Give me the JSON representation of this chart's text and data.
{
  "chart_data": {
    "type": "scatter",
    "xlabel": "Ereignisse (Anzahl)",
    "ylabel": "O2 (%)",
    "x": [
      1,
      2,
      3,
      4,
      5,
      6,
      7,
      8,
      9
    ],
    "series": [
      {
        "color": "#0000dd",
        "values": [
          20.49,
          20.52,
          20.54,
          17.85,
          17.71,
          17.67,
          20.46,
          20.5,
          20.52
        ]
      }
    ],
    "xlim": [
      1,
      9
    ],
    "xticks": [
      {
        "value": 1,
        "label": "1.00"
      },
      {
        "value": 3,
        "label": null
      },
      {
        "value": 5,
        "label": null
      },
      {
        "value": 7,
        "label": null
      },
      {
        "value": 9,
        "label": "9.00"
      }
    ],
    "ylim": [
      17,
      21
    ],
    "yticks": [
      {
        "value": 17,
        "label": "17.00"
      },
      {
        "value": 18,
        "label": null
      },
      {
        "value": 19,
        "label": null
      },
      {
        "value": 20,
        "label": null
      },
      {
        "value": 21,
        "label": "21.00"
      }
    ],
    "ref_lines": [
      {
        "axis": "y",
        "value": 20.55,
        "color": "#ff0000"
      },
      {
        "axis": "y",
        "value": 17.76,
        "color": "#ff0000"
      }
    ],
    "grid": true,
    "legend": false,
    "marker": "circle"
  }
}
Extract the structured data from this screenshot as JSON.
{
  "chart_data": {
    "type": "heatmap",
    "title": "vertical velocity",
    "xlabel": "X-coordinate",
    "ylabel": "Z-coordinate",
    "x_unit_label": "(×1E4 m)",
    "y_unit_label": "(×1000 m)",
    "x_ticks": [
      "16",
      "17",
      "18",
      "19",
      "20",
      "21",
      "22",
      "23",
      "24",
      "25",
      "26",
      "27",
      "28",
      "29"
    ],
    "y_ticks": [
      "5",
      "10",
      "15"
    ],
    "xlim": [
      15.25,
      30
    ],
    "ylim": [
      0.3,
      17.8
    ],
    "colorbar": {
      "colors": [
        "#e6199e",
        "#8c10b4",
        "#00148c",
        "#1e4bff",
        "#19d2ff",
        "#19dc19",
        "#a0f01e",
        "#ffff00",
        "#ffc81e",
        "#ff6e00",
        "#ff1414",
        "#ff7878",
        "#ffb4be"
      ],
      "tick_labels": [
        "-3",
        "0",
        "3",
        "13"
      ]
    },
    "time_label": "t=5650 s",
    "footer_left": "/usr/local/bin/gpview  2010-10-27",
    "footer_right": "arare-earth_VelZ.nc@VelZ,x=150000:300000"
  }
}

____________

Directions:
Take the line in which "Extract the structured" occurs and each subsequent line through the end; give these lines again without alteration.

Solution:
Extract the structured data from this screenshot as JSON.
{
  "chart_data": {
    "type": "heatmap",
    "title": "vertical velocity",
    "xlabel": "X-coordinate",
    "ylabel": "Z-coordinate",
    "x_unit_label": "(×1E4 m)",
    "y_unit_label": "(×1000 m)",
    "x_ticks": [
      "16",
      "17",
      "18",
      "19",
      "20",
      "21",
      "22",
      "23",
      "24",
      "25",
      "26",
      "27",
      "28",
      "29"
    ],
    "y_ticks": [
      "5",
      "10",
      "15"
    ],
    "xlim": [
      15.25,
      30
    ],
    "ylim": [
      0.3,
      17.8
    ],
    "colorbar": {
      "colors": [
        "#e6199e",
        "#8c10b4",
        "#00148c",
        "#1e4bff",
        "#19d2ff",
        "#19dc19",
        "#a0f01e",
        "#ffff00",
        "#ffc81e",
        "#ff6e00",
        "#ff1414",
        "#ff7878",
        "#ffb4be"
      ],
      "tick_labels": [
        "-3",
        "0",
        "3",
        "13"
      ]
    },
    "time_label": "t=5650 s",
    "footer_left": "/usr/local/bin/gpview  2010-10-27",
    "footer_right": "arare-earth_VelZ.nc@VelZ,x=150000:300000"
  }
}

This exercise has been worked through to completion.